### Request
Among the entries that follow, tally the lines with the string "рамках". Give no more than the number.

### Records for this task
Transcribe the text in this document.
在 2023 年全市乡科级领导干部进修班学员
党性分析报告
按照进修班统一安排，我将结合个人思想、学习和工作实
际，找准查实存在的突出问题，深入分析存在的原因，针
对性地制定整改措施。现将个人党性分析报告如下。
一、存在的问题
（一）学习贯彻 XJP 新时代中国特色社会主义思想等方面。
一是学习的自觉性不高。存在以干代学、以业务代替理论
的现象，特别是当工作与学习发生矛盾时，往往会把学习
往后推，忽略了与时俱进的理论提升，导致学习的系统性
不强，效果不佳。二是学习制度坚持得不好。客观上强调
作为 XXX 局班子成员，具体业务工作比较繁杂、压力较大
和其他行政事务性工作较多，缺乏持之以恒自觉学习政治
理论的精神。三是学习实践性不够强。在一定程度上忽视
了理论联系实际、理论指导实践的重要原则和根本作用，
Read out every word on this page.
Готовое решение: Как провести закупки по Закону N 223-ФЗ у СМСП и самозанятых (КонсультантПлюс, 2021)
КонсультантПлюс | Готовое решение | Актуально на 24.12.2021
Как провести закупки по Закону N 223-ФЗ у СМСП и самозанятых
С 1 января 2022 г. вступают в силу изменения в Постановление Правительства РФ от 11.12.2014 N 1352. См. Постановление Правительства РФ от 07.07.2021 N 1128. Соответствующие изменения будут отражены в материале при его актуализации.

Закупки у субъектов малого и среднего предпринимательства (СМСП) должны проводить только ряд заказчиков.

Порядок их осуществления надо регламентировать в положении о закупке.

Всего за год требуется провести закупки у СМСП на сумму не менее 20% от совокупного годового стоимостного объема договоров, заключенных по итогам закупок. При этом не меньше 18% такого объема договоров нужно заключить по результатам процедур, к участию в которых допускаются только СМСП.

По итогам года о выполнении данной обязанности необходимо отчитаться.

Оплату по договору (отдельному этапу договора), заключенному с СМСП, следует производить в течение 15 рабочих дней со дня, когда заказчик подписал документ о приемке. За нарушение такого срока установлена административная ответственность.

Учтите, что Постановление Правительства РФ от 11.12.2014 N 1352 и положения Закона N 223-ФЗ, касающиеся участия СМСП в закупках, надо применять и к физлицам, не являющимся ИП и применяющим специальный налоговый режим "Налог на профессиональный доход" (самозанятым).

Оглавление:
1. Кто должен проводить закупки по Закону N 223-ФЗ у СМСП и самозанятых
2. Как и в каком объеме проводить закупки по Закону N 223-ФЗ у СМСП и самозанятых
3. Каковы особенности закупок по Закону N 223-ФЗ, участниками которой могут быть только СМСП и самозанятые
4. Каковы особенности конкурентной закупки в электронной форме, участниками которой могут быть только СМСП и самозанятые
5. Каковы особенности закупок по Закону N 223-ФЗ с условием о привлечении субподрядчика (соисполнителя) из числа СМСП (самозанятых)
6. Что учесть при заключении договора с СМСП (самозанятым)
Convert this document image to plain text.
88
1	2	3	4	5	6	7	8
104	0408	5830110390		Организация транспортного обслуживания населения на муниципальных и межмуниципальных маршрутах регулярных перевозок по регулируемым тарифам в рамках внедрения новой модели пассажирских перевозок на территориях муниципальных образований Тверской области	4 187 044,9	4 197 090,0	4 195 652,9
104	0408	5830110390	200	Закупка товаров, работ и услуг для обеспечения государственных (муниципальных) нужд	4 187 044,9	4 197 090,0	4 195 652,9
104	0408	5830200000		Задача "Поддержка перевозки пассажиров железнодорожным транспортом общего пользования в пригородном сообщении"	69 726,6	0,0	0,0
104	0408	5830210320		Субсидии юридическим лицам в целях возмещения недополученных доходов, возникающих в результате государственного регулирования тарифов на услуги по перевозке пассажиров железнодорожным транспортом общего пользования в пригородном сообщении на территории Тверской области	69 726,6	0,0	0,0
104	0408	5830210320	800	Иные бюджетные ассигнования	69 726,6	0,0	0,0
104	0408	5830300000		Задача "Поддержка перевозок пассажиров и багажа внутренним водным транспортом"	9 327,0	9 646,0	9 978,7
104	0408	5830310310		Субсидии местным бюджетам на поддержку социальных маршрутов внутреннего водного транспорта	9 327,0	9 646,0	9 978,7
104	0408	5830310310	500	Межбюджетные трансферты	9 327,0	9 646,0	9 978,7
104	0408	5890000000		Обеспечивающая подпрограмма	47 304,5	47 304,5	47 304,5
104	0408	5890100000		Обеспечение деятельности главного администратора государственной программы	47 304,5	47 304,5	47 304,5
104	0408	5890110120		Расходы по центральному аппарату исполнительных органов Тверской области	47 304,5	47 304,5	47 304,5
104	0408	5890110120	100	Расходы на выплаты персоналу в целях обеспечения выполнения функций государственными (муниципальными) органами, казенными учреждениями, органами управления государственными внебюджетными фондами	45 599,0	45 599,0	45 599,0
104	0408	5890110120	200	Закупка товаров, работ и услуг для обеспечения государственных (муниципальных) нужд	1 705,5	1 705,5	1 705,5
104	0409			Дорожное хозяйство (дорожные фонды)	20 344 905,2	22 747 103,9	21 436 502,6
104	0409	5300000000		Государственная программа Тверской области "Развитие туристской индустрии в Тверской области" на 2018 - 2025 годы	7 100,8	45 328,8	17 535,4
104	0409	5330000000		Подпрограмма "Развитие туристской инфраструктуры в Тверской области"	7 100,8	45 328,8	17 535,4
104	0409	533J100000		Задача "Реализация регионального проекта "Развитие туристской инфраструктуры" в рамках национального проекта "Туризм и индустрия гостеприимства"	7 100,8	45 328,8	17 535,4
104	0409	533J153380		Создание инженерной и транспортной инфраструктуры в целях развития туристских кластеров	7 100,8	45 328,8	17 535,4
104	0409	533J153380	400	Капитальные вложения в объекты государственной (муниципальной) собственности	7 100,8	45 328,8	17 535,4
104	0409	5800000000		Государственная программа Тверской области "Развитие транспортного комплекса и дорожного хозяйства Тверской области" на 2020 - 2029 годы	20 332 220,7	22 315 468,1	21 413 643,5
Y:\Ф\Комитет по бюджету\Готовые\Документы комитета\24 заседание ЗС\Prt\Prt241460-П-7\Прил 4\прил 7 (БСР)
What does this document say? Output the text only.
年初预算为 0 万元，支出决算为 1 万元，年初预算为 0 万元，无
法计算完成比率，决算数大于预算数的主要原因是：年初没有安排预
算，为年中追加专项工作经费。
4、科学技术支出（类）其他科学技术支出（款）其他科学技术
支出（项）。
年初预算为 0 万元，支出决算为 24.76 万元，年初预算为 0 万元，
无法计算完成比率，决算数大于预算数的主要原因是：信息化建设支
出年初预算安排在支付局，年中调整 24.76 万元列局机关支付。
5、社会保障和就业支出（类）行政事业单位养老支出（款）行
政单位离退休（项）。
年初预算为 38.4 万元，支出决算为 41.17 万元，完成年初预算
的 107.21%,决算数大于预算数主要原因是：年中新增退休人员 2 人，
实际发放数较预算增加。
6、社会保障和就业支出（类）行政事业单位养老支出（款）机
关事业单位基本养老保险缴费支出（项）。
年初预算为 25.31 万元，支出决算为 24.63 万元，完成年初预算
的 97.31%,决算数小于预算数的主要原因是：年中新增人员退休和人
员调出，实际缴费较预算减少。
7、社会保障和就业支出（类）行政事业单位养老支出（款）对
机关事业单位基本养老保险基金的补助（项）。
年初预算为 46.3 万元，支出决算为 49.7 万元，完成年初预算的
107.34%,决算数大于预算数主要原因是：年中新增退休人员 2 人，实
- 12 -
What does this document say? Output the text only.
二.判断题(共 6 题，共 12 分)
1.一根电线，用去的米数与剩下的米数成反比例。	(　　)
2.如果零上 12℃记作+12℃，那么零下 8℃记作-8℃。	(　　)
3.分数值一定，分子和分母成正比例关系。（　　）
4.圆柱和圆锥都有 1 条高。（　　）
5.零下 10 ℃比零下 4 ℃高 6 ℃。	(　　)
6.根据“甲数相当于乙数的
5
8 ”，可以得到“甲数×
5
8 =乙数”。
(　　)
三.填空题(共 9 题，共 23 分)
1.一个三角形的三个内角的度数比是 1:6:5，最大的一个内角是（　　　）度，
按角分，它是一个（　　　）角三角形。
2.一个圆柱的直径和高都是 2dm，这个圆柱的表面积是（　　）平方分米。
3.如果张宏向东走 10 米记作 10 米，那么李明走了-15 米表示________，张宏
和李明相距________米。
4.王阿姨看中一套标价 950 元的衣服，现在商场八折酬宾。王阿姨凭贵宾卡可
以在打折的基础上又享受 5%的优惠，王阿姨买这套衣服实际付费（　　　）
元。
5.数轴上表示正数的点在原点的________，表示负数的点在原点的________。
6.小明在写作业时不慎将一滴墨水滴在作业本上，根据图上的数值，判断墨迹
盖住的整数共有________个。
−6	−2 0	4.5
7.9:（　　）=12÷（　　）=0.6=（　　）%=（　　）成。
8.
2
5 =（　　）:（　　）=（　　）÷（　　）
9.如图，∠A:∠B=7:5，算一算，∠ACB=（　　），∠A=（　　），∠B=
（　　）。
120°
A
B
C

### Task output
2